● **DATA TO PROCESS**
_ _ _ _

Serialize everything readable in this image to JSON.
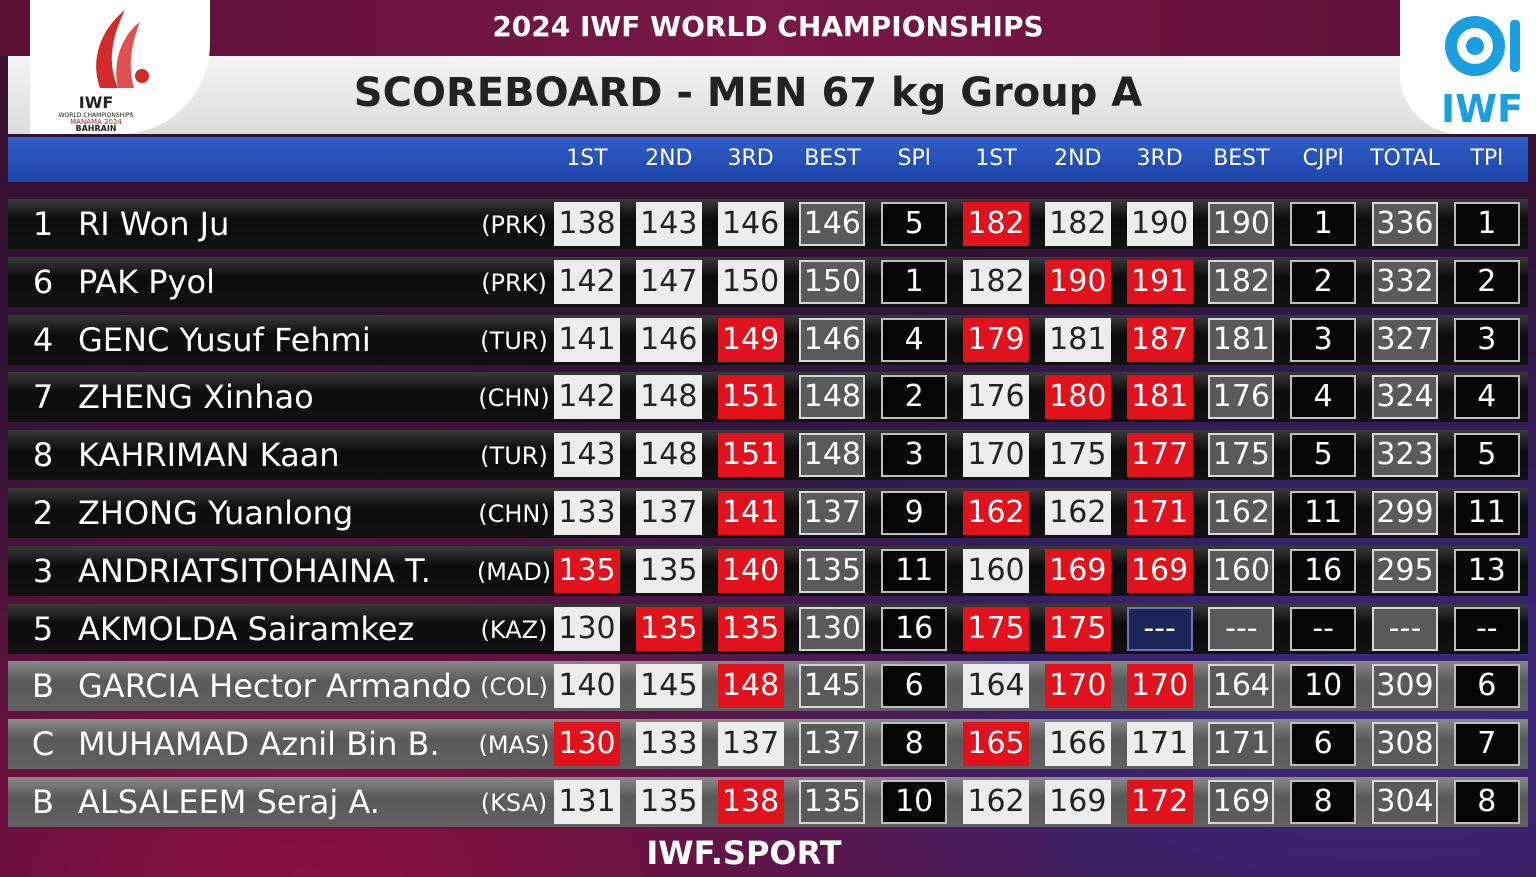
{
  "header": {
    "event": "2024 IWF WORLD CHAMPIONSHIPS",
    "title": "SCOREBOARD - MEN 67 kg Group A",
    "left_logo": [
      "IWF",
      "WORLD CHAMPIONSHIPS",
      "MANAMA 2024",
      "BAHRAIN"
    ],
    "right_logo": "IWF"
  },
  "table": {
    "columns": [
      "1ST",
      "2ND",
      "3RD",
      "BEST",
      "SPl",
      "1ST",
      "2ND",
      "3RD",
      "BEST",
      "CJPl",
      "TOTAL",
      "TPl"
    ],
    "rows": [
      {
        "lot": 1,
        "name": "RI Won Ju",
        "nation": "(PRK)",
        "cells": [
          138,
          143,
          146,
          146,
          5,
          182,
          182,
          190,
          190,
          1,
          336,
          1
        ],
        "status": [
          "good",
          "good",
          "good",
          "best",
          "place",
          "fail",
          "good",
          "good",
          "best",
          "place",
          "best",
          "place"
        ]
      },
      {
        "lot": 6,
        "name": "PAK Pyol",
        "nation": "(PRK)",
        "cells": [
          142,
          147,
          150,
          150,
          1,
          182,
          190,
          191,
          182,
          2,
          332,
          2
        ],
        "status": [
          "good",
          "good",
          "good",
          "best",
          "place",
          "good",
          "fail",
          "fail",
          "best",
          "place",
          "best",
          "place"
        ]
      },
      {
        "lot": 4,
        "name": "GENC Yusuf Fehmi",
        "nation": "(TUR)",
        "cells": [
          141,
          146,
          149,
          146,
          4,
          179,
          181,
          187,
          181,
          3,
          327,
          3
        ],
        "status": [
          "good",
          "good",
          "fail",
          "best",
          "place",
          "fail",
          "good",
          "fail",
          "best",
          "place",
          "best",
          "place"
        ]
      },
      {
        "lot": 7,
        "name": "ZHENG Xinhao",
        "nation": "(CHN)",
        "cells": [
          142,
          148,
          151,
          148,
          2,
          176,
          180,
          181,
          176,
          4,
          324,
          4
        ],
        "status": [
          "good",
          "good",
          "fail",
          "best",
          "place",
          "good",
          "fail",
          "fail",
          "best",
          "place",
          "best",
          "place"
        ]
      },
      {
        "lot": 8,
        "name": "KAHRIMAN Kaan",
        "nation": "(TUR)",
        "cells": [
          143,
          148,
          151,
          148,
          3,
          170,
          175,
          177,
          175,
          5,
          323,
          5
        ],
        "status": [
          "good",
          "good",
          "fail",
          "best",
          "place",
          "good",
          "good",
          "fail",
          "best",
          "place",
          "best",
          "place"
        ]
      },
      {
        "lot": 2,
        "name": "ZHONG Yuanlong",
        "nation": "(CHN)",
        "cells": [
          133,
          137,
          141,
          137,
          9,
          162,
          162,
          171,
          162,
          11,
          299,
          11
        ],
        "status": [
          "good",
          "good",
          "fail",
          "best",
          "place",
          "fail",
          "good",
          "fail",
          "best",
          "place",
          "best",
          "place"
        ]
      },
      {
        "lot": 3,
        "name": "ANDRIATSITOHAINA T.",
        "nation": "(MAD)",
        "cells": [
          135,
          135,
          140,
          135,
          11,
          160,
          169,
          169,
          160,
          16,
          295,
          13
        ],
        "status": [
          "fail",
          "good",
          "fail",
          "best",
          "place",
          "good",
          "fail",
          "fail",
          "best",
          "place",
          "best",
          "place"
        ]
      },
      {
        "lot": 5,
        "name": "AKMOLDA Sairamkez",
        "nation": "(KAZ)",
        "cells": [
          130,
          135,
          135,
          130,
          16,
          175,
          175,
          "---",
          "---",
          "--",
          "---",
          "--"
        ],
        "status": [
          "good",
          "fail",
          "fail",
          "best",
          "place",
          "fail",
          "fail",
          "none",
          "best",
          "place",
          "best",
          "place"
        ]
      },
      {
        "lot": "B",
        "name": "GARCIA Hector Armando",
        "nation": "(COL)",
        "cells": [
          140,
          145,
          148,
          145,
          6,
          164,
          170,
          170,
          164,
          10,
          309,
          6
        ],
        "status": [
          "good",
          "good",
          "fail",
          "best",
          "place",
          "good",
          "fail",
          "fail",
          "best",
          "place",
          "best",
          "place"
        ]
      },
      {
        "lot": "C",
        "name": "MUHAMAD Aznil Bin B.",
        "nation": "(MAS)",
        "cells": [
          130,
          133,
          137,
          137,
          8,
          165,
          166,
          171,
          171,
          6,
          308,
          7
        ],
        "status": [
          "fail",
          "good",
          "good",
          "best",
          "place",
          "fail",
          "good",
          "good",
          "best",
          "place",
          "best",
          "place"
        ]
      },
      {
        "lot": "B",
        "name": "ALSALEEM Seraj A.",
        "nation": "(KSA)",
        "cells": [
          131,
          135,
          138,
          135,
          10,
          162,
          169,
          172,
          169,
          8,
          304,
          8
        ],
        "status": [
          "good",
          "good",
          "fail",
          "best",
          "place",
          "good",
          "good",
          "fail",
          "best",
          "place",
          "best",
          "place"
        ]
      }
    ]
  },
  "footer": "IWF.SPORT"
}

_ _ _ _

● **TASK PROMPT**
Keep the pictures out and write out the records exactly.

● **SOLUTION**
Serialize everything readable in this image to JSON.
{
  "header": {
    "event": "2024 IWF WORLD CHAMPIONSHIPS",
    "title": "SCOREBOARD - MEN 67 kg Group A",
    "left_logo": [
      "IWF",
      "WORLD CHAMPIONSHIPS",
      "MANAMA 2024",
      "BAHRAIN"
    ],
    "right_logo": "IWF"
  },
  "table": {
    "columns": [
      "1ST",
      "2ND",
      "3RD",
      "BEST",
      "SPl",
      "1ST",
      "2ND",
      "3RD",
      "BEST",
      "CJPl",
      "TOTAL",
      "TPl"
    ],
    "rows": [
      {
        "lot": 1,
        "name": "RI Won Ju",
        "nation": "(PRK)",
        "cells": [
          138,
          143,
          146,
          146,
          5,
          182,
          182,
          190,
          190,
          1,
          336,
          1
        ],
        "status": [
          "good",
          "good",
          "good",
          "best",
          "place",
          "fail",
          "good",
          "good",
          "best",
          "place",
          "best",
          "place"
        ]
      },
      {
        "lot": 6,
        "name": "PAK Pyol",
        "nation": "(PRK)",
        "cells": [
          142,
          147,
          150,
          150,
          1,
          182,
          190,
          191,
          182,
          2,
          332,
          2
        ],
        "status": [
          "good",
          "good",
          "good",
          "best",
          "place",
          "good",
          "fail",
          "fail",
          "best",
          "place",
          "best",
          "place"
        ]
      },
      {
        "lot": 4,
        "name": "GENC Yusuf Fehmi",
        "nation": "(TUR)",
        "cells": [
          141,
          146,
          149,
          146,
          4,
          179,
          181,
          187,
          181,
          3,
          327,
          3
        ],
        "status": [
          "good",
          "good",
          "fail",
          "best",
          "place",
          "fail",
          "good",
          "fail",
          "best",
          "place",
          "best",
          "place"
        ]
      },
      {
        "lot": 7,
        "name": "ZHENG Xinhao",
        "nation": "(CHN)",
        "cells": [
          142,
          148,
          151,
          148,
          2,
          176,
          180,
          181,
          176,
          4,
          324,
          4
        ],
        "status": [
          "good",
          "good",
          "fail",
          "best",
          "place",
          "good",
          "fail",
          "fail",
          "best",
          "place",
          "best",
          "place"
        ]
      },
      {
        "lot": 8,
        "name": "KAHRIMAN Kaan",
        "nation": "(TUR)",
        "cells": [
          143,
          148,
          151,
          148,
          3,
          170,
          175,
          177,
          175,
          5,
          323,
          5
        ],
        "status": [
          "good",
          "good",
          "fail",
          "best",
          "place",
          "good",
          "good",
          "fail",
          "best",
          "place",
          "best",
          "place"
        ]
      },
      {
        "lot": 2,
        "name": "ZHONG Yuanlong",
        "nation": "(CHN)",
        "cells": [
          133,
          137,
          141,
          137,
          9,
          162,
          162,
          171,
          162,
          11,
          299,
          11
        ],
        "status": [
          "good",
          "good",
          "fail",
          "best",
          "place",
          "fail",
          "good",
          "fail",
          "best",
          "place",
          "best",
          "place"
        ]
      },
      {
        "lot": 3,
        "name": "ANDRIATSITOHAINA T.",
        "nation": "(MAD)",
        "cells": [
          135,
          135,
          140,
          135,
          11,
          160,
          169,
          169,
          160,
          16,
          295,
          13
        ],
        "status": [
          "fail",
          "good",
          "fail",
          "best",
          "place",
          "good",
          "fail",
          "fail",
          "best",
          "place",
          "best",
          "place"
        ]
      },
      {
        "lot": 5,
        "name": "AKMOLDA Sairamkez",
        "nation": "(KAZ)",
        "cells": [
          130,
          135,
          135,
          130,
          16,
          175,
          175,
          "---",
          "---",
          "--",
          "---",
          "--"
        ],
        "status": [
          "good",
          "fail",
          "fail",
          "best",
          "place",
          "fail",
          "fail",
          "none",
          "best",
          "place",
          "best",
          "place"
        ]
      },
      {
        "lot": "B",
        "name": "GARCIA Hector Armando",
        "nation": "(COL)",
        "cells": [
          140,
          145,
          148,
          145,
          6,
          164,
          170,
          170,
          164,
          10,
          309,
          6
        ],
        "status": [
          "good",
          "good",
          "fail",
          "best",
          "place",
          "good",
          "fail",
          "fail",
          "best",
          "place",
          "best",
          "place"
        ]
      },
      {
        "lot": "C",
        "name": "MUHAMAD Aznil Bin B.",
        "nation": "(MAS)",
        "cells": [
          130,
          133,
          137,
          137,
          8,
          165,
          166,
          171,
          171,
          6,
          308,
          7
        ],
        "status": [
          "fail",
          "good",
          "good",
          "best",
          "place",
          "fail",
          "good",
          "good",
          "best",
          "place",
          "best",
          "place"
        ]
      },
      {
        "lot": "B",
        "name": "ALSALEEM Seraj A.",
        "nation": "(KSA)",
        "cells": [
          131,
          135,
          138,
          135,
          10,
          162,
          169,
          172,
          169,
          8,
          304,
          8
        ],
        "status": [
          "good",
          "good",
          "fail",
          "best",
          "place",
          "good",
          "good",
          "fail",
          "best",
          "place",
          "best",
          "place"
        ]
      }
    ]
  },
  "footer": "IWF.SPORT"
}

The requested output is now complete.